## Instructions for the task
Rewrite every line of the data below, changing "screenshot" to "image" and keeping everything else as it is. Omit the pictures from your output.

─── Excerpted records

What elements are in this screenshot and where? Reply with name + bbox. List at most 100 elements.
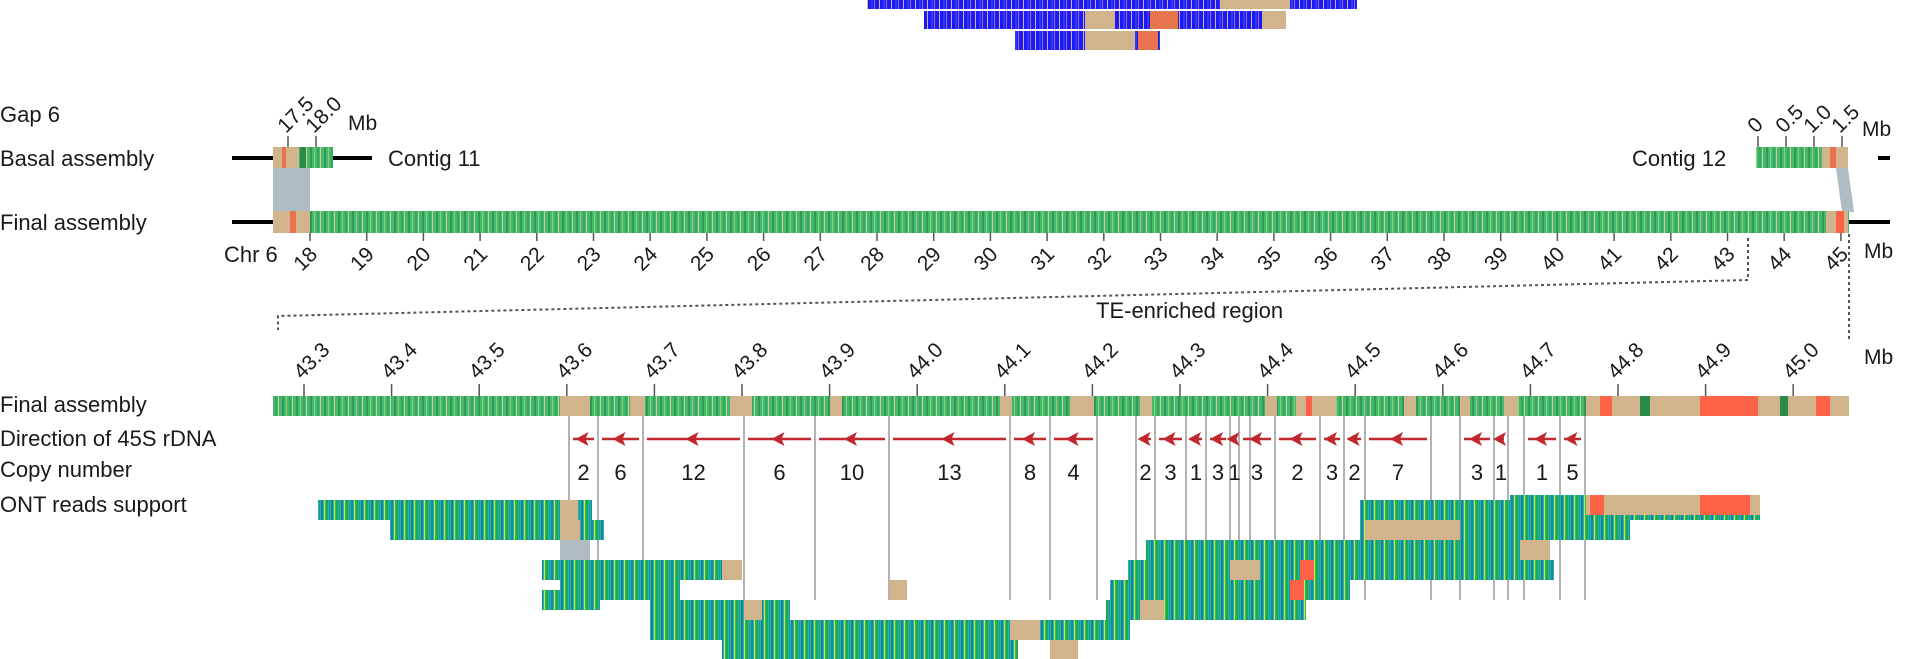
- ont-read-segment: [1700, 495, 1750, 515]
- zoom-tick-label: 44.9: [1691, 338, 1736, 383]
- zoom-tick-label: 43.4: [377, 338, 422, 383]
- ont-read-segment: [889, 580, 907, 600]
- ont-read: [650, 620, 910, 640]
- rdna-arrow-head: [612, 432, 626, 446]
- rdna-arrow-head: [1469, 432, 1482, 446]
- zoom-guide: [277, 238, 1749, 330]
- ont-read-segment: [1230, 560, 1260, 580]
- ont-reads-stack: [318, 495, 1760, 659]
- ont-read: [1110, 580, 1350, 600]
- ont-read-segment: [1590, 495, 1604, 515]
- ont-read-segment: [560, 520, 580, 540]
- rdna-direction-arrows: [573, 432, 1581, 446]
- zoom-tick-label: 44.4: [1253, 338, 1298, 383]
- chr-tick-label: 23: [573, 243, 606, 276]
- contig12-ticks: 0 0.5 1.0 1.5 Mb: [1743, 101, 1891, 147]
- ont-read: [722, 640, 1018, 659]
- ont-read-segment: [1290, 580, 1304, 600]
- chr-tick-label: 38: [1423, 243, 1456, 276]
- rdna-arrow-head: [1289, 432, 1303, 446]
- direction-label: Direction of 45S rDNA: [0, 426, 217, 451]
- copy-number-value: 6: [773, 460, 785, 485]
- rdna-arrow-head: [1210, 432, 1223, 446]
- rdna-arrow-head: [685, 432, 699, 446]
- chr-tick-label: 20: [403, 243, 436, 276]
- copy-number-value: 13: [937, 460, 961, 485]
- zoom-tick-label: 44.2: [1078, 338, 1123, 383]
- copy-number-value: 5: [1566, 460, 1578, 485]
- rdna-arrow-head: [1493, 432, 1506, 446]
- copy-number-value: 2: [1348, 460, 1360, 485]
- chr-tick-label: 25: [686, 243, 719, 276]
- zoom-tick-label: 43.6: [552, 338, 597, 383]
- copy-number-row: 2 6 12 6 10 13 8 4 2 3 1 3 1 3 2 3 2 7 3 1 1 5: [577, 460, 1578, 485]
- final-assembly-track: [232, 211, 1890, 233]
- chr-tick-label: 31: [1026, 243, 1059, 276]
- chr-tick-label: 18: [289, 243, 322, 276]
- top-read-stack: [867, 0, 1357, 50]
- rdna-arrow-head: [844, 432, 857, 446]
- chr-tick-label: 33: [1140, 243, 1173, 276]
- copy-number-value: 2: [1139, 460, 1151, 485]
- zoom-tick-label: 43.8: [727, 338, 772, 383]
- copy-number-value: 3: [1251, 460, 1263, 485]
- chr-tick-label: 27: [800, 243, 833, 276]
- chr-tick-label: 30: [970, 243, 1003, 276]
- chr-tick-label: 35: [1253, 243, 1286, 276]
- te-region-label: TE-enriched region: [1096, 298, 1283, 323]
- right-connector: [1836, 168, 1854, 212]
- rdna-arrow-head: [941, 432, 955, 446]
- ont-read-segment: [560, 500, 578, 520]
- rdna-arrow-head: [575, 432, 589, 446]
- zoom-tick-label: 44.3: [1165, 338, 1210, 383]
- zoom-tick-label: 44.7: [1516, 338, 1561, 383]
- rdna-arrow-head: [1564, 432, 1578, 446]
- rdna-arrow-head: [1022, 432, 1035, 446]
- ont-read-segment: [1365, 520, 1425, 540]
- chr-tick-label: 39: [1480, 243, 1513, 276]
- ont-reads-label: ONT reads support: [0, 492, 187, 517]
- ont-read-segment: [744, 600, 762, 620]
- chr-tick-label: 40: [1537, 243, 1570, 276]
- copy-number-value: 1: [1190, 460, 1202, 485]
- copy-number-value: 10: [840, 460, 864, 485]
- zoom-tick-label: 43.7: [640, 338, 685, 383]
- copy-number-value: 4: [1067, 460, 1079, 485]
- chr-tick-label: 28: [856, 243, 889, 276]
- chr-tick-label: 41: [1593, 243, 1626, 276]
- chr-tick-label: 32: [1083, 243, 1116, 276]
- rdna-arrow-head: [1226, 432, 1240, 446]
- copy-number-value: 2: [577, 460, 589, 485]
- ont-read: [390, 520, 604, 540]
- zoom-tick-label: 43.9: [815, 338, 860, 383]
- chr-tick-label: 43: [1707, 243, 1740, 276]
- rdna-arrow-head: [1534, 432, 1547, 446]
- chr-tick-label: 19: [346, 243, 379, 276]
- ont-read: [1146, 540, 1360, 560]
- rdna-arrow-head: [1346, 432, 1360, 446]
- ont-read: [318, 500, 592, 520]
- copy-number-value: 8: [1024, 460, 1036, 485]
- chr-tick-label: 34: [1196, 243, 1229, 276]
- chr-label: Chr 6: [224, 242, 278, 267]
- ont-read: [1360, 540, 1550, 560]
- copy-number-value: 1: [1536, 460, 1548, 485]
- chr-tick-label: 42: [1650, 243, 1683, 276]
- contig11-unit: Mb: [348, 112, 377, 135]
- copy-number-value: 1: [1228, 460, 1240, 485]
- zoom-tick-label: 43.3: [289, 338, 334, 383]
- zoom-tick-label: 44.5: [1340, 338, 1385, 383]
- contig11-ticks: 17.5 18.0 Mb: [273, 92, 377, 147]
- gap-label: Gap 6: [0, 102, 60, 127]
- chr-tick-label: 22: [516, 243, 549, 276]
- contig12-unit: Mb: [1862, 118, 1891, 141]
- ont-read-segment: [1420, 520, 1460, 540]
- copy-number-value: 7: [1392, 460, 1404, 485]
- ont-read: [890, 620, 1040, 640]
- ont-read-segment: [1300, 560, 1314, 580]
- contig-11-label: Contig 11: [388, 146, 481, 171]
- copy-number-value: 3: [1212, 460, 1224, 485]
- ont-read-segment: [1050, 640, 1078, 659]
- chr-tick-label: 29: [913, 243, 946, 276]
- ont-read-segment: [722, 560, 742, 580]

──────

## Answer to the task
What elements are in this image and where? Reply with name + bbox. List at most 100 elements.
- ont-read-segment: [1700, 495, 1750, 515]
- zoom-tick-label: 44.9: [1691, 338, 1736, 383]
- zoom-tick-label: 43.4: [377, 338, 422, 383]
- ont-read-segment: [889, 580, 907, 600]
- ont-read: [650, 620, 910, 640]
- rdna-arrow-head: [612, 432, 626, 446]
- rdna-arrow-head: [1469, 432, 1482, 446]
- zoom-guide: [277, 238, 1749, 330]
- ont-read-segment: [1230, 560, 1260, 580]
- ont-reads-stack: [318, 495, 1760, 659]
- ont-read: [1110, 580, 1350, 600]
- ont-read-segment: [1590, 495, 1604, 515]
- ont-read-segment: [560, 520, 580, 540]
- rdna-direction-arrows: [573, 432, 1581, 446]
- zoom-tick-label: 44.4: [1253, 338, 1298, 383]
- chr-tick-label: 23: [573, 243, 606, 276]
- contig12-ticks: 0 0.5 1.0 1.5 Mb: [1743, 101, 1891, 147]
- ont-read: [722, 640, 1018, 659]
- ont-read-segment: [1290, 580, 1304, 600]
- chr-tick-label: 38: [1423, 243, 1456, 276]
- rdna-arrow-head: [1289, 432, 1303, 446]
- direction-label: Direction of 45S rDNA: [0, 426, 217, 451]
- copy-number-value: 6: [773, 460, 785, 485]
- rdna-arrow-head: [1210, 432, 1223, 446]
- rdna-arrow-head: [685, 432, 699, 446]
- chr-tick-label: 20: [403, 243, 436, 276]
- copy-number-value: 13: [937, 460, 961, 485]
- zoom-tick-label: 44.2: [1078, 338, 1123, 383]
- copy-number-value: 5: [1566, 460, 1578, 485]
- rdna-arrow-head: [1493, 432, 1506, 446]
- copy-number-value: 2: [1348, 460, 1360, 485]
- chr-tick-label: 25: [686, 243, 719, 276]
- zoom-tick-label: 43.6: [552, 338, 597, 383]
- copy-number-row: 2 6 12 6 10 13 8 4 2 3 1 3 1 3 2 3 2 7 3 1 1 5: [577, 460, 1578, 485]
- final-assembly-track: [232, 211, 1890, 233]
- chr-tick-label: 31: [1026, 243, 1059, 276]
- chr-tick-label: 18: [289, 243, 322, 276]
- top-read-stack: [867, 0, 1357, 50]
- rdna-arrow-head: [844, 432, 857, 446]
- chr-tick-label: 33: [1140, 243, 1173, 276]
- copy-number-value: 2: [1139, 460, 1151, 485]
- zoom-tick-label: 43.8: [727, 338, 772, 383]
- copy-number-value: 3: [1251, 460, 1263, 485]
- chr-tick-label: 27: [800, 243, 833, 276]
- chr-tick-label: 30: [970, 243, 1003, 276]
- chr-tick-label: 35: [1253, 243, 1286, 276]
- te-region-label: TE-enriched region: [1096, 298, 1283, 323]
- right-connector: [1836, 168, 1854, 212]
- rdna-arrow-head: [941, 432, 955, 446]
- ont-read-segment: [560, 500, 578, 520]
- rdna-arrow-head: [575, 432, 589, 446]
- zoom-tick-label: 44.3: [1165, 338, 1210, 383]
- zoom-tick-label: 44.7: [1516, 338, 1561, 383]
- rdna-arrow-head: [1564, 432, 1578, 446]
- rdna-arrow-head: [1022, 432, 1035, 446]
- ont-read-segment: [1365, 520, 1425, 540]
- chr-tick-label: 39: [1480, 243, 1513, 276]
- ont-reads-label: ONT reads support: [0, 492, 187, 517]
- ont-read-segment: [744, 600, 762, 620]
- chr-tick-label: 40: [1537, 243, 1570, 276]
- copy-number-value: 1: [1190, 460, 1202, 485]
- copy-number-value: 10: [840, 460, 864, 485]
- zoom-tick-label: 43.7: [640, 338, 685, 383]
- copy-number-value: 4: [1067, 460, 1079, 485]
- chr-tick-label: 28: [856, 243, 889, 276]
- chr-tick-label: 41: [1593, 243, 1626, 276]
- chr-tick-label: 32: [1083, 243, 1116, 276]
- rdna-arrow-head: [1226, 432, 1240, 446]
- copy-number-value: 2: [577, 460, 589, 485]
- ont-read: [390, 520, 604, 540]
- zoom-tick-label: 43.9: [815, 338, 860, 383]
- chr-tick-label: 43: [1707, 243, 1740, 276]
- rdna-arrow-head: [1534, 432, 1547, 446]
- chr-tick-label: 19: [346, 243, 379, 276]
- ont-read: [1146, 540, 1360, 560]
- rdna-arrow-head: [1346, 432, 1360, 446]
- ont-read: [318, 500, 592, 520]
- copy-number-value: 8: [1024, 460, 1036, 485]
- chr-tick-label: 34: [1196, 243, 1229, 276]
- chr-label: Chr 6: [224, 242, 278, 267]
- ont-read: [1360, 540, 1550, 560]
- copy-number-value: 1: [1536, 460, 1548, 485]
- chr-tick-label: 42: [1650, 243, 1683, 276]
- contig11-unit: Mb: [348, 112, 377, 135]
- copy-number-value: 1: [1228, 460, 1240, 485]
- zoom-tick-label: 43.3: [289, 338, 334, 383]
- zoom-tick-label: 44.5: [1340, 338, 1385, 383]
- contig11-ticks: 17.5 18.0 Mb: [273, 92, 377, 147]
- gap-label: Gap 6: [0, 102, 60, 127]
- chr-tick-label: 22: [516, 243, 549, 276]
- contig12-unit: Mb: [1862, 118, 1891, 141]
- ont-read-segment: [1420, 520, 1460, 540]
- copy-number-value: 7: [1392, 460, 1404, 485]
- ont-read: [890, 620, 1040, 640]
- ont-read-segment: [1300, 560, 1314, 580]
- contig-11-label: Contig 11: [388, 146, 481, 171]
- copy-number-value: 3: [1212, 460, 1224, 485]
- ont-read-segment: [1050, 640, 1078, 659]
- chr-tick-label: 29: [913, 243, 946, 276]
- ont-read-segment: [722, 560, 742, 580]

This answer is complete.